— start Items —
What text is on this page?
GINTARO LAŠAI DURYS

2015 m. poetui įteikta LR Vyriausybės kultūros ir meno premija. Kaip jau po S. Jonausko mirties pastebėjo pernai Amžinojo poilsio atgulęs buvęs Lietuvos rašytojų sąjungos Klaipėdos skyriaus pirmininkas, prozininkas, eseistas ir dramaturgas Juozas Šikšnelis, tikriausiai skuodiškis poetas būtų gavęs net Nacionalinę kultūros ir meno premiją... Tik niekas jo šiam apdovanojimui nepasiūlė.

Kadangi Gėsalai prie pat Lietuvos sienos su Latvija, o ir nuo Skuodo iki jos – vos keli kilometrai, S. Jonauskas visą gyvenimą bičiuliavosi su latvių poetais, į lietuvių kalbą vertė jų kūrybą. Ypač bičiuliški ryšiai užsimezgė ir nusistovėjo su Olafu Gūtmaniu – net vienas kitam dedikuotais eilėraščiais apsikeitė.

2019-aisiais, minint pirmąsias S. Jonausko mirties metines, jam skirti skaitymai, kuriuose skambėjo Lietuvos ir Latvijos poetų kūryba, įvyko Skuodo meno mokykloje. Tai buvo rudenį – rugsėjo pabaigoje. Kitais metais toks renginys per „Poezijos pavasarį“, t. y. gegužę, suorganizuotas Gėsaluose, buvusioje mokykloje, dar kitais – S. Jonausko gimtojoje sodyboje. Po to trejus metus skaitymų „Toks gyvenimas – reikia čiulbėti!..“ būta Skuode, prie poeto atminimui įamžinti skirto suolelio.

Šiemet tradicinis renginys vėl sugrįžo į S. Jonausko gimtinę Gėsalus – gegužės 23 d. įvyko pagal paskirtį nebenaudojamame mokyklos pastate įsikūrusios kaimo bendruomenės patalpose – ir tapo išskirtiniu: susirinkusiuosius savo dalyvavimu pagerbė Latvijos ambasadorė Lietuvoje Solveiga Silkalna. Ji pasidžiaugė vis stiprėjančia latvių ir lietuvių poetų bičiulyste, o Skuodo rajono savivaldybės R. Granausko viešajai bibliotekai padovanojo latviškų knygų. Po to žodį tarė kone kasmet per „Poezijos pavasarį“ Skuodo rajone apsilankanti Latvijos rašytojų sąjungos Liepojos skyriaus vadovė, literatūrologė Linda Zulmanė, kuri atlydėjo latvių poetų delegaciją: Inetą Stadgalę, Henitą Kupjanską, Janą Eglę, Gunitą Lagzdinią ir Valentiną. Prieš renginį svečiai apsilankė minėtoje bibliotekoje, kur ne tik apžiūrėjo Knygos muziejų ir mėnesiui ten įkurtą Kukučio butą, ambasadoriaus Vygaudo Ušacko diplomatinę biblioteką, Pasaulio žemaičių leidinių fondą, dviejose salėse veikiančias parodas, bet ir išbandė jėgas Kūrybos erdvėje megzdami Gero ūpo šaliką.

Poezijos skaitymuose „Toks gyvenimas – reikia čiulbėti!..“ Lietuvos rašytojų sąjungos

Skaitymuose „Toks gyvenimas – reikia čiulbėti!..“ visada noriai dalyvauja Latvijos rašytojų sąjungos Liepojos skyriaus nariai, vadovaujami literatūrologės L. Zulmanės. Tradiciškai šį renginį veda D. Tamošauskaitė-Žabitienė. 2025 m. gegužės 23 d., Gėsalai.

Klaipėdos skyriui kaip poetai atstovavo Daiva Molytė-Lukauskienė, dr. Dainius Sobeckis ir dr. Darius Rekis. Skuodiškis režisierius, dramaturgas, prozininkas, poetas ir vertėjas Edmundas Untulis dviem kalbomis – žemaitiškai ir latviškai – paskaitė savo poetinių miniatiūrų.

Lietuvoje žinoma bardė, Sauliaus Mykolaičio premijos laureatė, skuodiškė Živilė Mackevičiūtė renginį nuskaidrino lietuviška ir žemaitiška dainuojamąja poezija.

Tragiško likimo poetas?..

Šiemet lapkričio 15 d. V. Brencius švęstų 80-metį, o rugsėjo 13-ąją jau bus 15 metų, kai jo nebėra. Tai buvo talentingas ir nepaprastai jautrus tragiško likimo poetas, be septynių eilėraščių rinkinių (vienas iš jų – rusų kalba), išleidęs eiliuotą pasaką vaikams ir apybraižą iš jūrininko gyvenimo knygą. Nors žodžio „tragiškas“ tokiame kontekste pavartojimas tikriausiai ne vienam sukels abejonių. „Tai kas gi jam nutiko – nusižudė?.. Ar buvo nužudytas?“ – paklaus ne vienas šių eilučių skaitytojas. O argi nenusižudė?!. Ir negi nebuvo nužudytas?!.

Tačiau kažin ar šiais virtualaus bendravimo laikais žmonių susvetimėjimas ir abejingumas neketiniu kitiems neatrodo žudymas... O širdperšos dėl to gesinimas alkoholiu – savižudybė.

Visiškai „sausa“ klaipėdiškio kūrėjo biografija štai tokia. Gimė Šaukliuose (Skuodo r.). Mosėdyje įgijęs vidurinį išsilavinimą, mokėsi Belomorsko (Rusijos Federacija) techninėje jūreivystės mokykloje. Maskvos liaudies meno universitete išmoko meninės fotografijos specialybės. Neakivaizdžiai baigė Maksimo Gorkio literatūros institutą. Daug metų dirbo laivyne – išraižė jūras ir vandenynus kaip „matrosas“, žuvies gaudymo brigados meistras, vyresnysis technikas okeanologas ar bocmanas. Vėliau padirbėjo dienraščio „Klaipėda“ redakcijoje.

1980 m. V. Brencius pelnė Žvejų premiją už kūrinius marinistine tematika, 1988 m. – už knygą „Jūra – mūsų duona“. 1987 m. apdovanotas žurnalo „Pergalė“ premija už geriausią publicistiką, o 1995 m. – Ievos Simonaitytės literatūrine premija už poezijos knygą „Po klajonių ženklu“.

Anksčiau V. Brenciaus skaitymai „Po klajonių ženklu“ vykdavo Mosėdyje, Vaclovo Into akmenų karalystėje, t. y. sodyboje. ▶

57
— end Items —
■ **Exercise description**
From the data, collect all lines where the string "klajonių" appears.

■ **Problem solution**
1980 m. V. Brencius pelnė Žvejų premiją už kūrinius marinistine tematika, 1988 m. – už knygą „Jūra – mūsų duona“. 1987 m. apdovanotas žurnalo „Pergalė“ premija už geriausią publicistiką, o 1995 m. – Ievos Simonaitytės literatūrine premija už poezijos knygą „Po klajonių ženklu“.
Anksčiau V. Brenciaus skaitymai „Po klajonių ženklu“ vykdavo Mosėdyje, Vaclovo Into akmenų karalystėje, t. y. sodyboje. ▶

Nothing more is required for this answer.